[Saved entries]
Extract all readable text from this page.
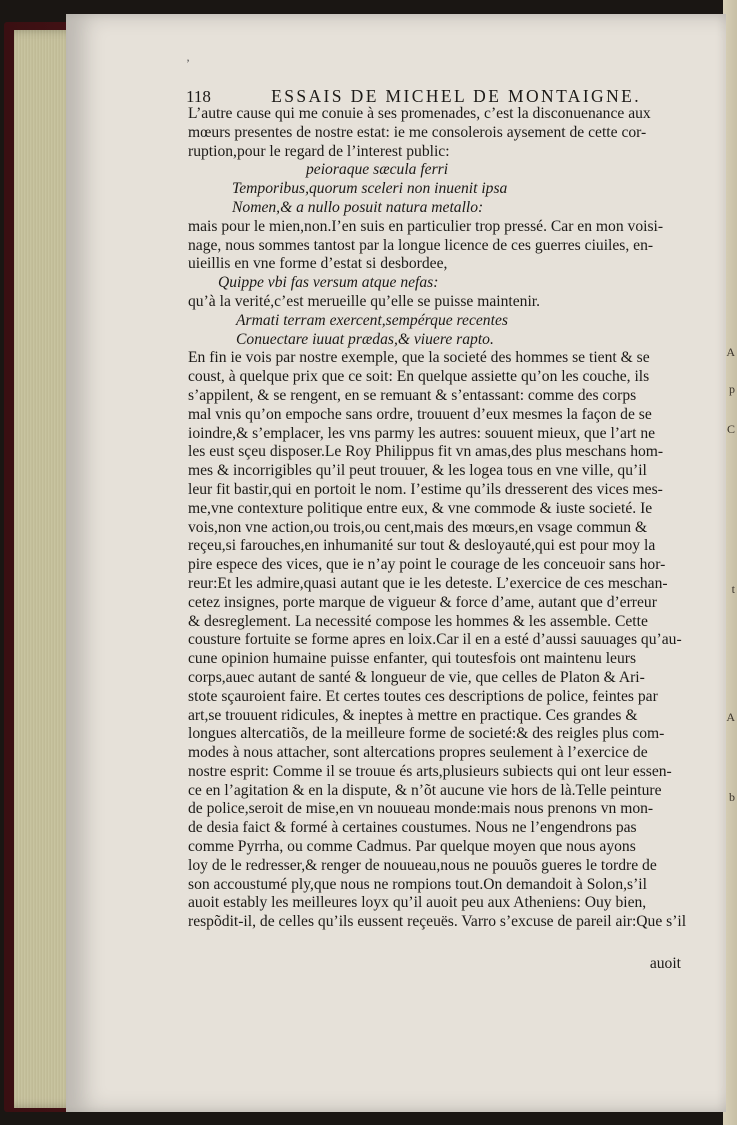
A
p
C
t
A
b
’
118	ESSAIS DE MICHEL DE MONTAIGNE.
L’autre cause qui me conuie à ses promenades, c’est la disconuenance aux
mœurs presentes de nostre estat: ie me consolerois aysement de cette cor-
ruption,pour le regard de l’interest public:
peioraque sæcula ferri
Temporibus,quorum sceleri non inuenit ipsa
Nomen,& a nullo posuit natura metallo:
mais pour le mien,non.I’en suis en particulier trop pressé. Car en mon voisi-
nage, nous sommes tantost par la longue licence de ces guerres ciuiles, en-
uieillis en vne forme d’estat si desbordee,
Quippe vbi fas versum atque nefas:
qu’à la verité,c’est merueille qu’elle se puisse maintenir.
Armati terram exercent,sempérque recentes
Conuectare iuuat prædas,& viuere rapto.
En fin ie vois par nostre exemple, que la societé des hommes se tient & se
coust, à quelque prix que ce soit: En quelque assiette qu’on les couche, ils
s’appilent, & se rengent, en se remuant & s’entassant: comme des corps
mal vnis qu’on empoche sans ordre, trouuent d’eux mesmes la façon de se
ioindre,& s’emplacer, les vns parmy les autres: souuent mieux, que l’art ne
les eust sçeu disposer.Le Roy Philippus fit vn amas,des plus meschans hom-
mes & incorrigibles qu’il peut trouuer, & les logea tous en vne ville, qu’il
leur fit bastir,qui en portoit le nom. I’estime qu’ils dresserent des vices mes-
me,vne contexture politique entre eux, & vne commode & iuste societé. Ie
vois,non vne action,ou trois,ou cent,mais des mœurs,en vsage commun &
reçeu,si farouches,en inhumanité sur tout & desloyauté,qui est pour moy la
pire espece des vices, que ie n’ay point le courage de les conceuoir sans hor-
reur:Et les admire,quasi autant que ie les deteste. L’exercice de ces meschan-
cetez insignes, porte marque de vigueur & force d’ame, autant que d’erreur
& desreglement. La necessité compose les hommes & les assemble. Cette
cousture fortuite se forme apres en loix.Car il en a esté d’aussi sauuages qu’au-
cune opinion humaine puisse enfanter, qui toutesfois ont maintenu leurs
corps,auec autant de santé & longueur de vie, que celles de Platon & Ari-
stote sçauroient faire. Et certes toutes ces descriptions de police, feintes par
art,se trouuent ridicules, & ineptes à mettre en practique. Ces grandes &
longues altercatiõs, de la meilleure forme de societé:& des reigles plus com-
modes à nous attacher, sont altercations propres seulement à l’exercice de
nostre esprit: Comme il se trouue és arts,plusieurs subiects qui ont leur essen-
ce en l’agitation & en la dispute, & n’õt aucune vie hors de là.Telle peinture
de police,seroit de mise,en vn nouueau monde:mais nous prenons vn mon-
de desia faict & formé à certaines coustumes. Nous ne l’engendrons pas
comme Pyrrha, ou comme Cadmus. Par quelque moyen que nous ayons
loy de le redresser,& renger de nouueau,nous ne pouuõs gueres le tordre de
son accoustumé ply,que nous ne rompions tout.On demandoit à Solon,s’il
auoit estably les meilleures loyx qu’il auoit peu aux Atheniens: Ouy bien,
respõdit-il, de celles qu’ils eussent reçeuës. Varro s’excuse de pareil air:Que s’il
auoit
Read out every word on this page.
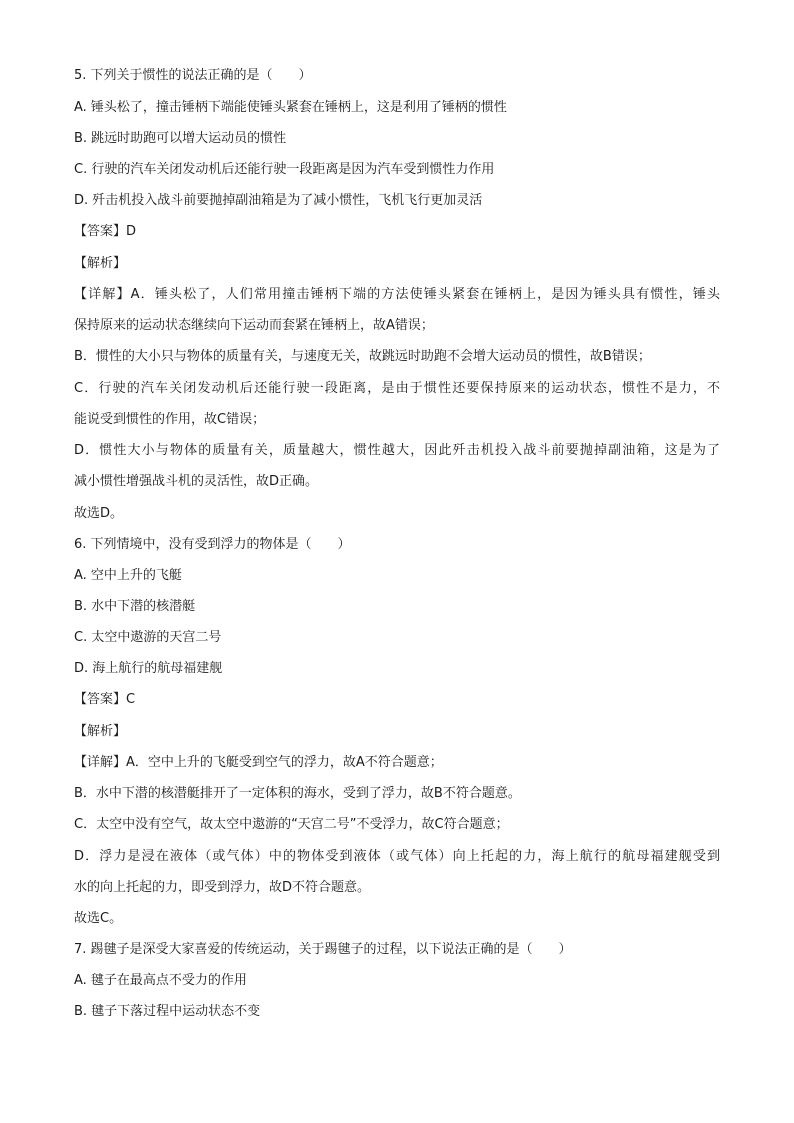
5. 下列关于惯性的说法正确的是（　　）
A. 锤头松了，撞击锤柄下端能使锤头紧套在锤柄上，这是利用了锤柄的惯性
B. 跳远时助跑可以增大运动员的惯性
C. 行驶的汽车关闭发动机后还能行驶一段距离是因为汽车受到惯性力作用
D. 歼击机投入战斗前要抛掉副油箱是为了减小惯性，飞机飞行更加灵活
【答案】D
【解析】
【详解】A．锤头松了，人们常用撞击锤柄下端的方法使锤头紧套在锤柄上，是因为锤头具有惯性，锤头
保持原来的运动状态继续向下运动而套紧在锤柄上，故A错误；
B．惯性的大小只与物体的质量有关，与速度无关，故跳远时助跑不会增大运动员的惯性，故B错误；
C．行驶的汽车关闭发动机后还能行驶一段距离，是由于惯性还要保持原来的运动状态，惯性不是力，不
能说受到惯性的作用，故C错误；
D．惯性大小与物体的质量有关，质量越大，惯性越大，因此歼击机投入战斗前要抛掉副油箱，这是为了
减小惯性增强战斗机的灵活性，故D正确。
故选D。
6. 下列情境中，没有受到浮力的物体是（　　）
A. 空中上升的飞艇
B. 水中下潜的核潜艇
C. 太空中遨游的天宫二号
D. 海上航行的航母福建舰
【答案】C
【解析】
【详解】A．空中上升的飞艇受到空气的浮力，故A不符合题意；
B．水中下潜的核潜艇排开了一定体积的海水，受到了浮力，故B不符合题意。
C．太空中没有空气，故太空中遨游的“天宫二号”不受浮力，故C符合题意；
D．浮力是浸在液体（或气体）中的物体受到液体（或气体）向上托起的力，海上航行的航母福建舰受到
水的向上托起的力，即受到浮力，故D不符合题意。
故选C。
7. 踢毽子是深受大家喜爱的传统运动，关于踢毽子的过程，以下说法正确的是（　　）
A. 毽子在最高点不受力的作用
B. 毽子下落过程中运动状态不变
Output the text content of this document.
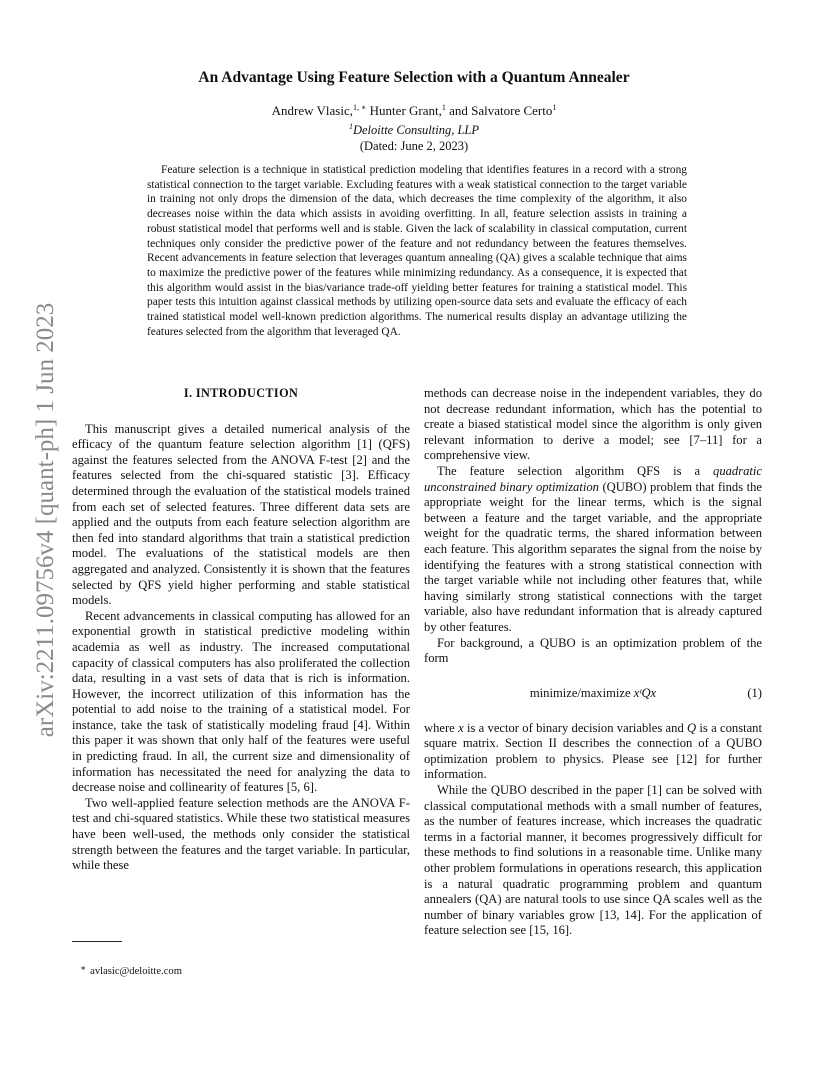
arXiv:2211.09756v4 [quant-ph] 1 Jun 2023
An Advantage Using Feature Selection with a Quantum Annealer
Andrew Vlasic,$^{1, ∗}$ Hunter Grant,$^1$ and Salvatore Certo$^1$
$^1$Deloitte Consulting, LLP
(Dated: June 2, 2023)

Feature selection is a technique in statistical prediction modeling that identifies features in a record with a strong statistical connection to the target variable. Excluding features with a weak statistical connection to the target variable in training not only drops the dimension of the data, which decreases the time complexity of the algorithm, it also decreases noise within the data which assists in avoiding overfitting. In all, feature selection assists in training a robust statistical model that performs well and is stable. Given the lack of scalability in classical computation, current techniques only consider the predictive power of the feature and not redundancy between the features themselves. Recent advancements in feature selection that leverages quantum annealing (QA) gives a scalable technique that aims to maximize the predictive power of the features while minimizing redundancy. As a consequence, it is expected that this algorithm would assist in the bias/variance trade-off yielding better features for training a statistical model. This paper tests this intuition against classical methods by utilizing open-source data sets and evaluate the efficacy of each trained statistical model well-known prediction algorithms. The numerical results display an advantage utilizing the features selected from the algorithm that leveraged QA.

I. INTRODUCTION

This manuscript gives a detailed numerical analysis of the efficacy of the quantum feature selection algorithm [1] (QFS) against the features selected from the ANOVA F-test [2] and the features selected from the chi-squared statistic [3]. Efficacy determined through the evaluation of the statistical models trained from each set of selected features. Three different data sets are applied and the outputs from each feature selection algorithm are then fed into standard algorithms that train a statistical prediction model. The evaluations of the statistical models are then aggregated and analyzed. Consistently it is shown that the features selected by QFS yield higher performing and stable statistical models.

Recent advancements in classical computing has allowed for an exponential growth in statistical predictive modeling within academia as well as industry. The increased computational capacity of classical computers has also proliferated the collection data, resulting in a vast sets of data that is rich is information. However, the incorrect utilization of this information has the potential to add noise to the training of a statistical model. For instance, take the task of statistically modeling fraud [4]. Within this paper it was shown that only half of the features were useful in predicting fraud. In all, the current size and dimensionality of information has necessitated the need for analyzing the data to decrease noise and collinearity of features [5, 6].

Two well-applied feature selection methods are the ANOVA F-test and chi-squared statistics. While these two statistical measures have been well-used, the methods only consider the statistical strength between the features and the target variable. In particular, while these

methods can decrease noise in the independent variables, they do not decrease redundant information, which has the potential to create a biased statistical model since the algorithm is only given relevant information to derive a model; see [7–11] for a comprehensive view.

The feature selection algorithm QFS is a quadratic unconstrained binary optimization (QUBO) problem that finds the appropriate weight for the linear terms, which is the signal between a feature and the target variable, and the appropriate weight for the quadratic terms, the shared information between each feature. This algorithm separates the signal from the noise by identifying the features with a strong statistical connection with the target variable while not including other features that, while having similarly strong statistical connections with the target variable, also have redundant information that is already captured by other features.

For background, a QUBO is an optimization problem of the form

minimize/maximize xᵗQx	(1)

where x is a vector of binary decision variables and Q is a constant square matrix. Section II describes the connection of a QUBO optimization problem to physics. Please see [12] for further information.

While the QUBO described in the paper [1] can be solved with classical computational methods with a small number of features, as the number of features increase, which increases the quadratic terms in a factorial manner, it becomes progressively difficult for these methods to find solutions in a reasonable time. Unlike many other problem formulations in operations research, this application is a natural quadratic programming problem and quantum annealers (QA) are natural tools to use since QA scales well as the number of binary variables grow [13, 14]. For the application of feature selection see [15, 16].

∗ avlasic@deloitte.com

Problem to solve
Scan the data for the word "mœurs" and copy every line where it shows up.

Result below
mœurs presentes de nostre estat: ie me consolerois aysement de cette cor-
vois,non vne action,ou trois,ou cent,mais des mœurs,en vsage commun &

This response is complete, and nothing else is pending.